▶ [EXERCISE OBJECTIVE]: Check each line for the string "Miss". Give only the count of lines that have it.

· · · ·

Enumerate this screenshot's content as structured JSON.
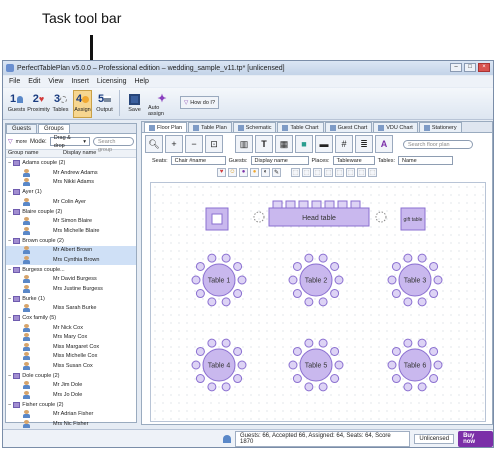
{
  "callout": {
    "text": "Task tool bar"
  },
  "window": {
    "title": "PerfectTablePlan v5.0.0 – Professional edition – wedding_sample_v11.tp* [unlicensed]"
  },
  "menu": [
    "File",
    "Edit",
    "View",
    "Insert",
    "Licensing",
    "Help"
  ],
  "toolbar": [
    {
      "num": "1",
      "label": "Guests",
      "icon": "guests-icon"
    },
    {
      "num": "2",
      "label": "Proximity",
      "icon": "heart-icon"
    },
    {
      "num": "3",
      "label": "Tables",
      "icon": "tables-icon"
    },
    {
      "num": "4",
      "label": "Assign",
      "icon": "assign-icon"
    },
    {
      "num": "5",
      "label": "Output",
      "icon": "printer-icon"
    },
    {
      "label": "Save",
      "icon": "save-icon"
    },
    {
      "label": "Auto assign",
      "icon": "magic-wand-icon"
    }
  ],
  "howdo": "How do I?",
  "left": {
    "tabs": [
      "Guests",
      "Groups"
    ],
    "more": "more",
    "mode_label": "Mode:",
    "mode_value": "Drag & drop",
    "search_placeholder": "Search group",
    "col1": "Group name",
    "col2": "Display name",
    "groups": [
      {
        "name": "Adams couple (2)",
        "members": [
          "Mr Andrew Adams",
          "Mrs Nikki Adams"
        ]
      },
      {
        "name": "Ayer (1)",
        "members": [
          "Mr Colin Ayer"
        ]
      },
      {
        "name": "Blaire couple (2)",
        "members": [
          "Mr Simon Blaire",
          "Mrs Michelle Blaire"
        ]
      },
      {
        "name": "Brown couple (2)",
        "members": [
          "Mr Albert Brown",
          "Mrs Cynthia Brown"
        ]
      },
      {
        "name": "Burgess couple...",
        "members": [
          "Mr David Burgess",
          "Mrs Justine Burgess"
        ]
      },
      {
        "name": "Burke (1)",
        "members": [
          "Miss Sarah Burke"
        ]
      },
      {
        "name": "Cox family (5)",
        "members": [
          "Mr Nick Cox",
          "Mrs Mary Cox",
          "Miss Margaret Cox",
          "Miss Michelle Cox",
          "Miss Susan Cox"
        ]
      },
      {
        "name": "Dole couple (2)",
        "members": [
          "Mr Jim Dole",
          "Mrs Jo Dole"
        ]
      },
      {
        "name": "Fisher couple (2)",
        "members": [
          "Mr Adrian Fisher",
          "Mrs Nic Fisher"
        ]
      }
    ]
  },
  "right": {
    "tabs": [
      "Floor Plan",
      "Table Plan",
      "Schematic",
      "Table Chart",
      "Guest Chart",
      "VDU Chart",
      "Stationery"
    ],
    "search_placeholder": "Search floor plan",
    "selectors": [
      {
        "label": "Seats:",
        "value": "Chair #name"
      },
      {
        "label": "Guests:",
        "value": "Display name"
      },
      {
        "label": "Places:",
        "value": "Tableware"
      },
      {
        "label": "Tables:",
        "value": "Name"
      }
    ],
    "head_table": "Head table",
    "gift_table": "gift table",
    "tables": [
      "Table 1",
      "Table 2",
      "Table 3",
      "Table 4",
      "Table 5",
      "Table 6"
    ]
  },
  "status": {
    "stats": "Guests: 66, Accepted 66, Assigned: 64, Seats: 64, Score 1870",
    "license": "Unlicensed",
    "buy": "Buy now"
  },
  "colors": {
    "accent": "#7b2fa8",
    "highlight": "#f6d690",
    "table_fill": "#c9b8ee",
    "table_stroke": "#8a6fd0"
  }
}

· · · ·

▶ [SOLUTION FOR THIS EXERCISE]: 4